* [What you should do]:
Collect the lines of the entries where "Lincoln" shows up.

* [Records from a data collection]:
★ ★ ★
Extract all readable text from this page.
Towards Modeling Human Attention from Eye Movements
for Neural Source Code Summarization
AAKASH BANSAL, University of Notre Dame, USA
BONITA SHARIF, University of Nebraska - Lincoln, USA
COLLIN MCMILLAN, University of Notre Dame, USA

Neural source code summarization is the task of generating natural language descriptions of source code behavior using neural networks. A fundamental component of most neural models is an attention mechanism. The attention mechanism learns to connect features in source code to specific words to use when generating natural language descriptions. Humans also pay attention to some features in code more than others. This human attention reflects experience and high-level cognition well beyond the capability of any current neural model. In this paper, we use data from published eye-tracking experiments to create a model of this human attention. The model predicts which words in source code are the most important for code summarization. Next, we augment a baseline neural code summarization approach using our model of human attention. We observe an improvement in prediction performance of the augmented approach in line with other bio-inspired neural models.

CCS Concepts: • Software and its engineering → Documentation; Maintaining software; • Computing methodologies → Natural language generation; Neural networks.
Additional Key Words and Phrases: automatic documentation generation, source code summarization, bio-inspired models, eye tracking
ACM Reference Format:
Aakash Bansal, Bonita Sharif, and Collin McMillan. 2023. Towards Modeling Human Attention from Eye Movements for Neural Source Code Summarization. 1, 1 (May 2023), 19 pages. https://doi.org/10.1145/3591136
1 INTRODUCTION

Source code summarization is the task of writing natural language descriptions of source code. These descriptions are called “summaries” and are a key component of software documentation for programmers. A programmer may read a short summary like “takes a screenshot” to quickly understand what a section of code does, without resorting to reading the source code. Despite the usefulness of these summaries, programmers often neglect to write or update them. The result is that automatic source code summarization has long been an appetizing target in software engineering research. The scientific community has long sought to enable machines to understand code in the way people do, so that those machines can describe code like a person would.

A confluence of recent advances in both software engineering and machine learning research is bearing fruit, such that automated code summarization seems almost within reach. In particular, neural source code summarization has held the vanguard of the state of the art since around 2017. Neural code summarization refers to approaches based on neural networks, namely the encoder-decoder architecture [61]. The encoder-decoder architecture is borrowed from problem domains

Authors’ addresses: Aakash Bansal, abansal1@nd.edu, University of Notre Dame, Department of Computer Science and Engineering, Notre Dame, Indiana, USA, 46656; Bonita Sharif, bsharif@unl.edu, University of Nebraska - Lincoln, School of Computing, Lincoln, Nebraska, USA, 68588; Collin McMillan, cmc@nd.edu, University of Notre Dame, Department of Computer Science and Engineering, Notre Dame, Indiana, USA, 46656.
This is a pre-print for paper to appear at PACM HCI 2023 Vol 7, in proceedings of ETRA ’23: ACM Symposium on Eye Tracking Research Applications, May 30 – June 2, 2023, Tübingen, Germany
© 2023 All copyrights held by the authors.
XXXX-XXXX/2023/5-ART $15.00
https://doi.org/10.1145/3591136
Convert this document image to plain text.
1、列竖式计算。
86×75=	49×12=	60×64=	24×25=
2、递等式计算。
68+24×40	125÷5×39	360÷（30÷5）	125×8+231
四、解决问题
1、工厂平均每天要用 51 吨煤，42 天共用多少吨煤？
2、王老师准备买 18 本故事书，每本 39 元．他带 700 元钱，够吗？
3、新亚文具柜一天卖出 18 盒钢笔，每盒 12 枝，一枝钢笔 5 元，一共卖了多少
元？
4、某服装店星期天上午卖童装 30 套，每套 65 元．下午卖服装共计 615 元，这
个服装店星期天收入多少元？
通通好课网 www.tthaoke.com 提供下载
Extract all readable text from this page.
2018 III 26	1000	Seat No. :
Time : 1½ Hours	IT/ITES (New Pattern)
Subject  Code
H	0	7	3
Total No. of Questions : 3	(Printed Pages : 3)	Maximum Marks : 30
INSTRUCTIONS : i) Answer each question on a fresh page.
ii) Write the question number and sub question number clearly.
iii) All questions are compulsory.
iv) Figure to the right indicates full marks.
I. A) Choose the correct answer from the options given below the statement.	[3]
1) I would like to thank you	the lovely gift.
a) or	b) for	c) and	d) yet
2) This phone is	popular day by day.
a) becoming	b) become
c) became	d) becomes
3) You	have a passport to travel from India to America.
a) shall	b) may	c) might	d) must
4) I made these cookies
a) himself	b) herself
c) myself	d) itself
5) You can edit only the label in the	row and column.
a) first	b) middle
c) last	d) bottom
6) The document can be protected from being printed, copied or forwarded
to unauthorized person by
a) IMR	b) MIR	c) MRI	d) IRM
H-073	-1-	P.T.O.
★ ★ ★
* [Reply to the task]:
BONITA SHARIF, University of Nebraska - Lincoln, USA
Authors’ addresses: Aakash Bansal, abansal1@nd.edu, University of Notre Dame, Department of Computer Science and Engineering, Notre Dame, Indiana, USA, 46656; Bonita Sharif, bsharif@unl.edu, University of Nebraska - Lincoln, School of Computing, Lincoln, Nebraska, USA, 68588; Collin McMillan, cmc@nd.edu, University of Notre Dame, Department of Computer Science and Engineering, Notre Dame, Indiana, USA, 46656.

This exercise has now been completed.